Supplied data start

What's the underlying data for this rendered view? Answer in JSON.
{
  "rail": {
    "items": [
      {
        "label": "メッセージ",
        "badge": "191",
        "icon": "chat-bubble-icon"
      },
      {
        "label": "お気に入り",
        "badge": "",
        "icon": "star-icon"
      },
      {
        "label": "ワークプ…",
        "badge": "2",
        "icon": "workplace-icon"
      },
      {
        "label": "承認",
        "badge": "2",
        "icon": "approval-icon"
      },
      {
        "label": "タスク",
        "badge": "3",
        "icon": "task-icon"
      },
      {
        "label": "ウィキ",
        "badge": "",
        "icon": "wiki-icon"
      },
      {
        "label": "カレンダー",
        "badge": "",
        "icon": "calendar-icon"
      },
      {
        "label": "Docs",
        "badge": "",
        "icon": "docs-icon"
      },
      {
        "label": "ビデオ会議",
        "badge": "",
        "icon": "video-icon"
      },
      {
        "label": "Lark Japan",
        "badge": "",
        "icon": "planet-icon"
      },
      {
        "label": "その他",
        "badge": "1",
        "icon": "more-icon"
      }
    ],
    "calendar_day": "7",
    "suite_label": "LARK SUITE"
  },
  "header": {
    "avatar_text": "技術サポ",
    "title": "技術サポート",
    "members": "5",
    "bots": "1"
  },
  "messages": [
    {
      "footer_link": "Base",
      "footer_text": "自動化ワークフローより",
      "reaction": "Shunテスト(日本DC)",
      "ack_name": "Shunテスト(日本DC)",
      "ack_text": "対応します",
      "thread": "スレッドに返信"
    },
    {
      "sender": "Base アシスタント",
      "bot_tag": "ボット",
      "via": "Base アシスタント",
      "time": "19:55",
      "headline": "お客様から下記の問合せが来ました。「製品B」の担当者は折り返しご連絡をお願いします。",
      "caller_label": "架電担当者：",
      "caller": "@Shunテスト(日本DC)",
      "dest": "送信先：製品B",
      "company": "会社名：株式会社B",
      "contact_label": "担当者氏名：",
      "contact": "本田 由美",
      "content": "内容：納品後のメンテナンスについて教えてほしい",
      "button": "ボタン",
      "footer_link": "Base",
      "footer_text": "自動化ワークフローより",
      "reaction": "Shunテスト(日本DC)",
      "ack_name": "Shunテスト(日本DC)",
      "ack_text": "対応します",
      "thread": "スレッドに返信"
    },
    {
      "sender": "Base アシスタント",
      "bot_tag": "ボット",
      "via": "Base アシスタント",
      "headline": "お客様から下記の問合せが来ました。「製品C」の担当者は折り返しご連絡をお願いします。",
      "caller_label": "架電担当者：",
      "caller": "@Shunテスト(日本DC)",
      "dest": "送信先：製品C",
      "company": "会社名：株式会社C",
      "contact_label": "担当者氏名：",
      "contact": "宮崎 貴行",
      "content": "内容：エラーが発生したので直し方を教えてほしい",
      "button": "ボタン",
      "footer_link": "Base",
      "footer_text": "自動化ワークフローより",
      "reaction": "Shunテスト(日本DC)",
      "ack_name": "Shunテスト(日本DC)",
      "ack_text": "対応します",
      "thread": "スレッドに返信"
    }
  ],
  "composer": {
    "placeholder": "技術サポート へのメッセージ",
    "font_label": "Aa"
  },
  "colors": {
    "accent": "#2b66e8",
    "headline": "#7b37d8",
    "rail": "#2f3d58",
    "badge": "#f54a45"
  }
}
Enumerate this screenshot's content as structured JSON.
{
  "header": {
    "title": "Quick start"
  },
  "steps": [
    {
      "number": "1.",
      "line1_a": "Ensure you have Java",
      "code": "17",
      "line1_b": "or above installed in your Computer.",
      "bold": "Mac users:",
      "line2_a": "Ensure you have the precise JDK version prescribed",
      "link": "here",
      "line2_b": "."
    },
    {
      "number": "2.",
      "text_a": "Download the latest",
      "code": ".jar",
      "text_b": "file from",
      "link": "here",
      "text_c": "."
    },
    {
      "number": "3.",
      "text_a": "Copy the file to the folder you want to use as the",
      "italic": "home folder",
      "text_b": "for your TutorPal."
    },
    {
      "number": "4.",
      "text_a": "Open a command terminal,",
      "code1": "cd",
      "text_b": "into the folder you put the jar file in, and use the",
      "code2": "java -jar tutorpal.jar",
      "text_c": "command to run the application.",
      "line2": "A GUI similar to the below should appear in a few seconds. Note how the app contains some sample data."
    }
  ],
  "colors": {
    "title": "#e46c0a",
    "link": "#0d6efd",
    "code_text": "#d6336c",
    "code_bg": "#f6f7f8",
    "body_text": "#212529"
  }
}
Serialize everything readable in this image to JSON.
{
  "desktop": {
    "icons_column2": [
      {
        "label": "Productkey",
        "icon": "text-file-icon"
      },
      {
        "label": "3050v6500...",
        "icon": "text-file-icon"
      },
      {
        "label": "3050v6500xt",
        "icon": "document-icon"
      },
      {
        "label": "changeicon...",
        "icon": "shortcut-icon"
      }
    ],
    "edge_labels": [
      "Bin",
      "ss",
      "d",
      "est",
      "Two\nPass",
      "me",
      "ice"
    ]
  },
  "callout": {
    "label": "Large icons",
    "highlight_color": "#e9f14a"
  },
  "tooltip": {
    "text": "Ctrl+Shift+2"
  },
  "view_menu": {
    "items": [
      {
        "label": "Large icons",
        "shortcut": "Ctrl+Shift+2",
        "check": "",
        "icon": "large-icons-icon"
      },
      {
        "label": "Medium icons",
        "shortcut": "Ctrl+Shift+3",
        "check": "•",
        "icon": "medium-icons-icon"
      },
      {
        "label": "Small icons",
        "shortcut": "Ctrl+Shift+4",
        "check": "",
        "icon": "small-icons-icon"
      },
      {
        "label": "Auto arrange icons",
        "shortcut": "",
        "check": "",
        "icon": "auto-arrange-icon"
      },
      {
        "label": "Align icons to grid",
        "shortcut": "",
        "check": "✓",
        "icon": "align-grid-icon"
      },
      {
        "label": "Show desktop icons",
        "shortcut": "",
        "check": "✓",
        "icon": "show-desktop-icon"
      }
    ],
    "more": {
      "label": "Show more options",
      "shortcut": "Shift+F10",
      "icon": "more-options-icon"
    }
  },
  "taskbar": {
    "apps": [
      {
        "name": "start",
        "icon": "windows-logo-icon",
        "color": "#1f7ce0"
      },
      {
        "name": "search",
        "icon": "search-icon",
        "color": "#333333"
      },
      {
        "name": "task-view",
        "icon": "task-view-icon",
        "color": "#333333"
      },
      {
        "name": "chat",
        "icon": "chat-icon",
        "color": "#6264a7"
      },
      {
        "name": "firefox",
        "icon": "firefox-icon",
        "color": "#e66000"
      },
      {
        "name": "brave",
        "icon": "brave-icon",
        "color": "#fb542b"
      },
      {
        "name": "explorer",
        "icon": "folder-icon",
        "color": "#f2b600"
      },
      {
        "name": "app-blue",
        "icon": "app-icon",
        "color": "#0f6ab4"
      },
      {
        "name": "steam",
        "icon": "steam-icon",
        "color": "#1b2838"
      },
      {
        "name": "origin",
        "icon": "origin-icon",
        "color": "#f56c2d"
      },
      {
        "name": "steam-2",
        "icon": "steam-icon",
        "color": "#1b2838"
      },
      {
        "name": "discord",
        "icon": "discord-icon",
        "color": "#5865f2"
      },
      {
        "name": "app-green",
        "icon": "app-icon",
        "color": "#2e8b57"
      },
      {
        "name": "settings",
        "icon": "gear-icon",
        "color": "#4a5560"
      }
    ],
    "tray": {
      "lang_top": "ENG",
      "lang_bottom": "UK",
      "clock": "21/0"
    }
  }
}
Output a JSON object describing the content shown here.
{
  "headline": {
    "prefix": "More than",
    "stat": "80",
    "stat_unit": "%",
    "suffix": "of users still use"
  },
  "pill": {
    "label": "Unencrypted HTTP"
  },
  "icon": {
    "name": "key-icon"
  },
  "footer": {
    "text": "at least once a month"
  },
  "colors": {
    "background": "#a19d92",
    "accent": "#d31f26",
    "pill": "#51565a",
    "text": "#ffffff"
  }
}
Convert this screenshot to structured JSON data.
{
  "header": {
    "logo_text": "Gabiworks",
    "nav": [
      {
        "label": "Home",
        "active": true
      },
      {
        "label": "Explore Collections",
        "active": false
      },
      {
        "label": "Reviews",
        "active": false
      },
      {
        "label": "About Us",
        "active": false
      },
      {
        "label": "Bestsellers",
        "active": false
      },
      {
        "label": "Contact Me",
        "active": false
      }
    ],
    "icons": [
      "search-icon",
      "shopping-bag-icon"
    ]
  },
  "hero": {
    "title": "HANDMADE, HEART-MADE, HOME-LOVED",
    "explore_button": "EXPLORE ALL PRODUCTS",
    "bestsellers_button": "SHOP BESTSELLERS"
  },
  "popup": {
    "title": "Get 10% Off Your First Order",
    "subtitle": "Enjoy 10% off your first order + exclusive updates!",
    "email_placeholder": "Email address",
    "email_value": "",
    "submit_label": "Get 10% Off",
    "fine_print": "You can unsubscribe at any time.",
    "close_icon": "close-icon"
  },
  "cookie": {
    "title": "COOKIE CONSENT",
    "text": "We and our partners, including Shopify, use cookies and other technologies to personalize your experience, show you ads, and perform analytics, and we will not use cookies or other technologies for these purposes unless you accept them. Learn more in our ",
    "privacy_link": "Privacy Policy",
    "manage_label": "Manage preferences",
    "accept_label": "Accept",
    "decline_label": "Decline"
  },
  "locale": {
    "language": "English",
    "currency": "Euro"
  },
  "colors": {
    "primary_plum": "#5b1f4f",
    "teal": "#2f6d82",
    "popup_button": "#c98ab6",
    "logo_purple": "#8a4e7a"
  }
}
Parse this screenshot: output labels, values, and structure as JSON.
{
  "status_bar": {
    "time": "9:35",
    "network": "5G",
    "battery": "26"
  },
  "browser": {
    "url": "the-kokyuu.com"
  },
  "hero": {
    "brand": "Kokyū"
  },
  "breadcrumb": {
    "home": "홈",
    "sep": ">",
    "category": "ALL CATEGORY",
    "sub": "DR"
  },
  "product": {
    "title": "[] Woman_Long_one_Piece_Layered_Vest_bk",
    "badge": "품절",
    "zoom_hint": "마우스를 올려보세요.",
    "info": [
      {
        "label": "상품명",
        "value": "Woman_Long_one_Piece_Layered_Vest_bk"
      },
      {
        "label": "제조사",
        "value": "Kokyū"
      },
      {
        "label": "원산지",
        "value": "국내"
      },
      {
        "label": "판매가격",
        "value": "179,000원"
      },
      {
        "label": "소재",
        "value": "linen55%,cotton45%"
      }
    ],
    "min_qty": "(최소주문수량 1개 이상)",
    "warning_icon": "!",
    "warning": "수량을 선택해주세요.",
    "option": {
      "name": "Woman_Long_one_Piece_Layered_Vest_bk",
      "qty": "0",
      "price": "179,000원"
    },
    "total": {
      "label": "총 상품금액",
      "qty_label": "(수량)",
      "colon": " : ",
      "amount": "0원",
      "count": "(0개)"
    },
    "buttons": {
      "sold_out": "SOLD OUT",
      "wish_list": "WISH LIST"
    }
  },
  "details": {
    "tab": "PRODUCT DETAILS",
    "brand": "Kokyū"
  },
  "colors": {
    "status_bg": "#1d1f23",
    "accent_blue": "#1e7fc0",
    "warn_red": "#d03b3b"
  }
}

Supplied data end

Given problem:
Extract every line containing the string "steam" from the material.

The output:
        "name": "steam",
        "icon": "steam-icon",
        "name": "steam-2",
        "icon": "steam-icon",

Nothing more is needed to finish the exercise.